Directive: Below are some entries. Output each one exactly as it appears.

━━━━━━━━━━

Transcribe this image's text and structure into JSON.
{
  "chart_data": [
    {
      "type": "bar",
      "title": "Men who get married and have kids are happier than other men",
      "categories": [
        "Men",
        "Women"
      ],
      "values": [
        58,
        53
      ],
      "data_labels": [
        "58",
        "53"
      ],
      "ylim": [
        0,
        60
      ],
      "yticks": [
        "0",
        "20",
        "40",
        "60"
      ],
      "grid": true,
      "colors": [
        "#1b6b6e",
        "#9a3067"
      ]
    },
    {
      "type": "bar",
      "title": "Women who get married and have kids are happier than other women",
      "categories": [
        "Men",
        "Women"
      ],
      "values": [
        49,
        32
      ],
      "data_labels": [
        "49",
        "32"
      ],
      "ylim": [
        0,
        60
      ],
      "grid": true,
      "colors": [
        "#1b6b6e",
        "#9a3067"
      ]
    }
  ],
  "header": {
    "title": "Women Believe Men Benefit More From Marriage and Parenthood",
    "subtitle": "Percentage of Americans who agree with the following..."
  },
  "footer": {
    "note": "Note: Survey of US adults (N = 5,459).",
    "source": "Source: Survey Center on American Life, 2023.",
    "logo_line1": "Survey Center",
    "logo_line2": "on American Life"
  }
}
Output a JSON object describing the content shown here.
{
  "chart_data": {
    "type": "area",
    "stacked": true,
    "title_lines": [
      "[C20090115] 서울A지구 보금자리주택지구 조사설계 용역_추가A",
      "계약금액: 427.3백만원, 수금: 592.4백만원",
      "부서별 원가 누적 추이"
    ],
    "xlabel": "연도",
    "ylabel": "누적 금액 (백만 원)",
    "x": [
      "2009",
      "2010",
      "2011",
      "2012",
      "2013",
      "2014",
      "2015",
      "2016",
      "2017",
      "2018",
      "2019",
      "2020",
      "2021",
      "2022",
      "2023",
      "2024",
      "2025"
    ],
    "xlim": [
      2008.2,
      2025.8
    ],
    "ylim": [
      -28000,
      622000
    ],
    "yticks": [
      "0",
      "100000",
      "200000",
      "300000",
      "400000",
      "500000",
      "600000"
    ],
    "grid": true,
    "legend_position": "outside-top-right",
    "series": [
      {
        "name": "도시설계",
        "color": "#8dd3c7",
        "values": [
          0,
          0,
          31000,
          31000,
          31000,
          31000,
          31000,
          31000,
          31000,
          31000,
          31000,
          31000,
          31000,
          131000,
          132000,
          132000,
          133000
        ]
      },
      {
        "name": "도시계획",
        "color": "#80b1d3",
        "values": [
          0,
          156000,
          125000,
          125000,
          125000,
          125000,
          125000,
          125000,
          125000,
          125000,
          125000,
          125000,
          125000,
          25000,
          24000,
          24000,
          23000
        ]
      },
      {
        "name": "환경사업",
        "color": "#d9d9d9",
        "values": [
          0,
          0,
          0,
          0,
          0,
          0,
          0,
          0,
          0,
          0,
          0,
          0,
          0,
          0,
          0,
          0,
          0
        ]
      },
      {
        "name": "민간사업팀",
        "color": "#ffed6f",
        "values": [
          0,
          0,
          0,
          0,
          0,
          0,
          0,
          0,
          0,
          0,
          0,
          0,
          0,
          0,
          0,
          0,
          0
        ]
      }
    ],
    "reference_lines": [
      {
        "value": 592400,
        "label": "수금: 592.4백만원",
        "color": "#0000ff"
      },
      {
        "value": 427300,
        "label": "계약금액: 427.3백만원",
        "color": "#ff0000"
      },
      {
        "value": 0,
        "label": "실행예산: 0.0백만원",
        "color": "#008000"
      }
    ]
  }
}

━━━━━━━━━━

Exercise result:
Transcribe this image's text and structure into JSON.
{
  "chart_data": [
    {
      "type": "bar",
      "title": "Men who get married and have kids are happier than other men",
      "categories": [
        "Men",
        "Women"
      ],
      "values": [
        58,
        53
      ],
      "data_labels": [
        "58",
        "53"
      ],
      "ylim": [
        0,
        60
      ],
      "yticks": [
        "0",
        "20",
        "40",
        "60"
      ],
      "grid": true,
      "colors": [
        "#1b6b6e",
        "#9a3067"
      ]
    },
    {
      "type": "bar",
      "title": "Women who get married and have kids are happier than other women",
      "categories": [
        "Men",
        "Women"
      ],
      "values": [
        49,
        32
      ],
      "data_labels": [
        "49",
        "32"
      ],
      "ylim": [
        0,
        60
      ],
      "grid": true,
      "colors": [
        "#1b6b6e",
        "#9a3067"
      ]
    }
  ],
  "header": {
    "title": "Women Believe Men Benefit More From Marriage and Parenthood",
    "subtitle": "Percentage of Americans who agree with the following..."
  },
  "footer": {
    "note": "Note: Survey of US adults (N = 5,459).",
    "source": "Source: Survey Center on American Life, 2023.",
    "logo_line1": "Survey Center",
    "logo_line2": "on American Life"
  }
}
Output a JSON object describing the content shown here.
{
  "chart_data": {
    "type": "area",
    "stacked": true,
    "title_lines": [
      "[C20090115] 서울A지구 보금자리주택지구 조사설계 용역_추가A",
      "계약금액: 427.3백만원, 수금: 592.4백만원",
      "부서별 원가 누적 추이"
    ],
    "xlabel": "연도",
    "ylabel": "누적 금액 (백만 원)",
    "x": [
      "2009",
      "2010",
      "2011",
      "2012",
      "2013",
      "2014",
      "2015",
      "2016",
      "2017",
      "2018",
      "2019",
      "2020",
      "2021",
      "2022",
      "2023",
      "2024",
      "2025"
    ],
    "xlim": [
      2008.2,
      2025.8
    ],
    "ylim": [
      -28000,
      622000
    ],
    "yticks": [
      "0",
      "100000",
      "200000",
      "300000",
      "400000",
      "500000",
      "600000"
    ],
    "grid": true,
    "legend_position": "outside-top-right",
    "series": [
      {
        "name": "도시설계",
        "color": "#8dd3c7",
        "values": [
          0,
          0,
          31000,
          31000,
          31000,
          31000,
          31000,
          31000,
          31000,
          31000,
          31000,
          31000,
          31000,
          131000,
          132000,
          132000,
          133000
        ]
      },
      {
        "name": "도시계획",
        "color": "#80b1d3",
        "values": [
          0,
          156000,
          125000,
          125000,
          125000,
          125000,
          125000,
          125000,
          125000,
          125000,
          125000,
          125000,
          125000,
          25000,
          24000,
          24000,
          23000
        ]
      },
      {
        "name": "환경사업",
        "color": "#d9d9d9",
        "values": [
          0,
          0,
          0,
          0,
          0,
          0,
          0,
          0,
          0,
          0,
          0,
          0,
          0,
          0,
          0,
          0,
          0
        ]
      },
      {
        "name": "민간사업팀",
        "color": "#ffed6f",
        "values": [
          0,
          0,
          0,
          0,
          0,
          0,
          0,
          0,
          0,
          0,
          0,
          0,
          0,
          0,
          0,
          0,
          0
        ]
      }
    ],
    "reference_lines": [
      {
        "value": 592400,
        "label": "수금: 592.4백만원",
        "color": "#0000ff"
      },
      {
        "value": 427300,
        "label": "계약금액: 427.3백만원",
        "color": "#ff0000"
      },
      {
        "value": 0,
        "label": "실행예산: 0.0백만원",
        "color": "#008000"
      }
    ]
  }
}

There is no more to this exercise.